- **PROBLEM REQUIREMENTS**:
Please repeat every line of the data below character for character, leaving nothing out and changing nothing.

- **DATASET**:
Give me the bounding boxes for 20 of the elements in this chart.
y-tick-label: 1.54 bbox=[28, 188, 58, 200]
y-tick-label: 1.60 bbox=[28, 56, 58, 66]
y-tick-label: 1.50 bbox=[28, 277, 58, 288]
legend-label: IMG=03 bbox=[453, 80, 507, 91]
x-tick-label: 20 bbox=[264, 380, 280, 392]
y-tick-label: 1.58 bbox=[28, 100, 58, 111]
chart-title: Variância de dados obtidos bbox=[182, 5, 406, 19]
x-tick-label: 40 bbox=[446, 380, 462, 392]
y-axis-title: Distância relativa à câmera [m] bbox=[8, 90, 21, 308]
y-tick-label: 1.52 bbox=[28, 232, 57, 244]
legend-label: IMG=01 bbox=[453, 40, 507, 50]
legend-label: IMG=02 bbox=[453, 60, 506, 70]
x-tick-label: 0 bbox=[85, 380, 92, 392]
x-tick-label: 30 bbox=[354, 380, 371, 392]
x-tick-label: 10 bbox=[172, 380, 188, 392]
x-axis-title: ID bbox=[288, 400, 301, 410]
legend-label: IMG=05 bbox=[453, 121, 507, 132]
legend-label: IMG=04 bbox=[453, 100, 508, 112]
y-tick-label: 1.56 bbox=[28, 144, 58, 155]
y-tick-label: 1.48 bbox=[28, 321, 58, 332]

- **RESULT OF THIS EXERCISE**:
Give me the bounding boxes for 20 of the elements in this chart.
y-tick-label: 1.54 bbox=[28, 188, 58, 200]
y-tick-label: 1.60 bbox=[28, 56, 58, 66]
y-tick-label: 1.50 bbox=[28, 277, 58, 288]
legend-label: IMG=03 bbox=[453, 80, 507, 91]
x-tick-label: 20 bbox=[264, 380, 280, 392]
y-tick-label: 1.58 bbox=[28, 100, 58, 111]
chart-title: Variância de dados obtidos bbox=[182, 5, 406, 19]
x-tick-label: 40 bbox=[446, 380, 462, 392]
y-axis-title: Distância relativa à câmera [m] bbox=[8, 90, 21, 308]
y-tick-label: 1.52 bbox=[28, 232, 57, 244]
legend-label: IMG=01 bbox=[453, 40, 507, 50]
legend-label: IMG=02 bbox=[453, 60, 506, 70]
x-tick-label: 0 bbox=[85, 380, 92, 392]
x-tick-label: 30 bbox=[354, 380, 371, 392]
x-tick-label: 10 bbox=[172, 380, 188, 392]
x-axis-title: ID bbox=[288, 400, 301, 410]
legend-label: IMG=05 bbox=[453, 121, 507, 132]
legend-label: IMG=04 bbox=[453, 100, 508, 112]
y-tick-label: 1.56 bbox=[28, 144, 58, 155]
y-tick-label: 1.48 bbox=[28, 321, 58, 332]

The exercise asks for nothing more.